__What you need to do__
Print the listing below in its entirety, character for character.

## Begin Data extract

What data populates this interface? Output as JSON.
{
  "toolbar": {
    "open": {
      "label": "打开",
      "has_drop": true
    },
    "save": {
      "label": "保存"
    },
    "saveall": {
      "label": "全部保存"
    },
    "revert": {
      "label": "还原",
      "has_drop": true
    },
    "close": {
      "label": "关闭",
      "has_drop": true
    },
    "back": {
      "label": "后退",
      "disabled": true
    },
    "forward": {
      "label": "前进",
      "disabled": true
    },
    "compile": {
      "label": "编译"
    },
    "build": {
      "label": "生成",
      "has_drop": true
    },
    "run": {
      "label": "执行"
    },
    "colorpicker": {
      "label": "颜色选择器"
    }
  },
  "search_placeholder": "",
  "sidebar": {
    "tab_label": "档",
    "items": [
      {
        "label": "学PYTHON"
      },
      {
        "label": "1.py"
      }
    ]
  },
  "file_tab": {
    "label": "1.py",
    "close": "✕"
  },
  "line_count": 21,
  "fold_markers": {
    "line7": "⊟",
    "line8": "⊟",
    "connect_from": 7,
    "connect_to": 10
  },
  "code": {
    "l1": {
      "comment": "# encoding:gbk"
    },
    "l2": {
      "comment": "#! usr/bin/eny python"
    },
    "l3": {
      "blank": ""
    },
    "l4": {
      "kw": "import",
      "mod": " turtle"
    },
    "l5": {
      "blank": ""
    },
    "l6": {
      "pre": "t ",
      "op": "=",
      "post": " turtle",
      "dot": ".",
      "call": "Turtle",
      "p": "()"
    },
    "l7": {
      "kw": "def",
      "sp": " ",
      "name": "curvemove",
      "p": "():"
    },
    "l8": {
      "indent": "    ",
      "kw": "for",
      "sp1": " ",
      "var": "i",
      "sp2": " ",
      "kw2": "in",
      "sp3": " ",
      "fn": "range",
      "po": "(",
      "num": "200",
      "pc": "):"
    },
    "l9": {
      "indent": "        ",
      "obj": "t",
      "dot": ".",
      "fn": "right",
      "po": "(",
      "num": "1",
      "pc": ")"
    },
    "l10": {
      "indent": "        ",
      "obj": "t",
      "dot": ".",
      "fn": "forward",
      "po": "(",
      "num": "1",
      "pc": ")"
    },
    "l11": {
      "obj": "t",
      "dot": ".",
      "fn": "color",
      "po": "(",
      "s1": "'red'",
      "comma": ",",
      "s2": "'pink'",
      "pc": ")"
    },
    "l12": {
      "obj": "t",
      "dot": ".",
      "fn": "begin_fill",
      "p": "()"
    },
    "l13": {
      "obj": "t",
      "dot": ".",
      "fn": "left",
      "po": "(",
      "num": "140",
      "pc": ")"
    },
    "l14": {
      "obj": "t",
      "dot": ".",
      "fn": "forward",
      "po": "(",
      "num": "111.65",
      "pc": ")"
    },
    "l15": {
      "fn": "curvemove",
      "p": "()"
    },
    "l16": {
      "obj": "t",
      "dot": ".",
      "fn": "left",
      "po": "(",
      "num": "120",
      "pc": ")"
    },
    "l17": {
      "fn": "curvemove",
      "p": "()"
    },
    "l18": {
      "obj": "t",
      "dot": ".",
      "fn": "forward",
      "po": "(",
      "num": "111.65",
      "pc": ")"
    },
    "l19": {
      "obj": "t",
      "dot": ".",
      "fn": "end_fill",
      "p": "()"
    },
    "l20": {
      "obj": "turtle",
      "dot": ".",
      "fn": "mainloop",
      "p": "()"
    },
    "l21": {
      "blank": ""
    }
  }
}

## End Data extract

__The reply__
What data populates this interface? Output as JSON.
{
  "toolbar": {
    "open": {
      "label": "打开",
      "has_drop": true
    },
    "save": {
      "label": "保存"
    },
    "saveall": {
      "label": "全部保存"
    },
    "revert": {
      "label": "还原",
      "has_drop": true
    },
    "close": {
      "label": "关闭",
      "has_drop": true
    },
    "back": {
      "label": "后退",
      "disabled": true
    },
    "forward": {
      "label": "前进",
      "disabled": true
    },
    "compile": {
      "label": "编译"
    },
    "build": {
      "label": "生成",
      "has_drop": true
    },
    "run": {
      "label": "执行"
    },
    "colorpicker": {
      "label": "颜色选择器"
    }
  },
  "search_placeholder": "",
  "sidebar": {
    "tab_label": "档",
    "items": [
      {
        "label": "学PYTHON"
      },
      {
        "label": "1.py"
      }
    ]
  },
  "file_tab": {
    "label": "1.py",
    "close": "✕"
  },
  "line_count": 21,
  "fold_markers": {
    "line7": "⊟",
    "line8": "⊟",
    "connect_from": 7,
    "connect_to": 10
  },
  "code": {
    "l1": {
      "comment": "# encoding:gbk"
    },
    "l2": {
      "comment": "#! usr/bin/eny python"
    },
    "l3": {
      "blank": ""
    },
    "l4": {
      "kw": "import",
      "mod": " turtle"
    },
    "l5": {
      "blank": ""
    },
    "l6": {
      "pre": "t ",
      "op": "=",
      "post": " turtle",
      "dot": ".",
      "call": "Turtle",
      "p": "()"
    },
    "l7": {
      "kw": "def",
      "sp": " ",
      "name": "curvemove",
      "p": "():"
    },
    "l8": {
      "indent": "    ",
      "kw": "for",
      "sp1": " ",
      "var": "i",
      "sp2": " ",
      "kw2": "in",
      "sp3": " ",
      "fn": "range",
      "po": "(",
      "num": "200",
      "pc": "):"
    },
    "l9": {
      "indent": "        ",
      "obj": "t",
      "dot": ".",
      "fn": "right",
      "po": "(",
      "num": "1",
      "pc": ")"
    },
    "l10": {
      "indent": "        ",
      "obj": "t",
      "dot": ".",
      "fn": "forward",
      "po": "(",
      "num": "1",
      "pc": ")"
    },
    "l11": {
      "obj": "t",
      "dot": ".",
      "fn": "color",
      "po": "(",
      "s1": "'red'",
      "comma": ",",
      "s2": "'pink'",
      "pc": ")"
    },
    "l12": {
      "obj": "t",
      "dot": ".",
      "fn": "begin_fill",
      "p": "()"
    },
    "l13": {
      "obj": "t",
      "dot": ".",
      "fn": "left",
      "po": "(",
      "num": "140",
      "pc": ")"
    },
    "l14": {
      "obj": "t",
      "dot": ".",
      "fn": "forward",
      "po": "(",
      "num": "111.65",
      "pc": ")"
    },
    "l15": {
      "fn": "curvemove",
      "p": "()"
    },
    "l16": {
      "obj": "t",
      "dot": ".",
      "fn": "left",
      "po": "(",
      "num": "120",
      "pc": ")"
    },
    "l17": {
      "fn": "curvemove",
      "p": "()"
    },
    "l18": {
      "obj": "t",
      "dot": ".",
      "fn": "forward",
      "po": "(",
      "num": "111.65",
      "pc": ")"
    },
    "l19": {
      "obj": "t",
      "dot": ".",
      "fn": "end_fill",
      "p": "()"
    },
    "l20": {
      "obj": "turtle",
      "dot": ".",
      "fn": "mainloop",
      "p": "()"
    },
    "l21": {
      "blank": ""
    }
  }
}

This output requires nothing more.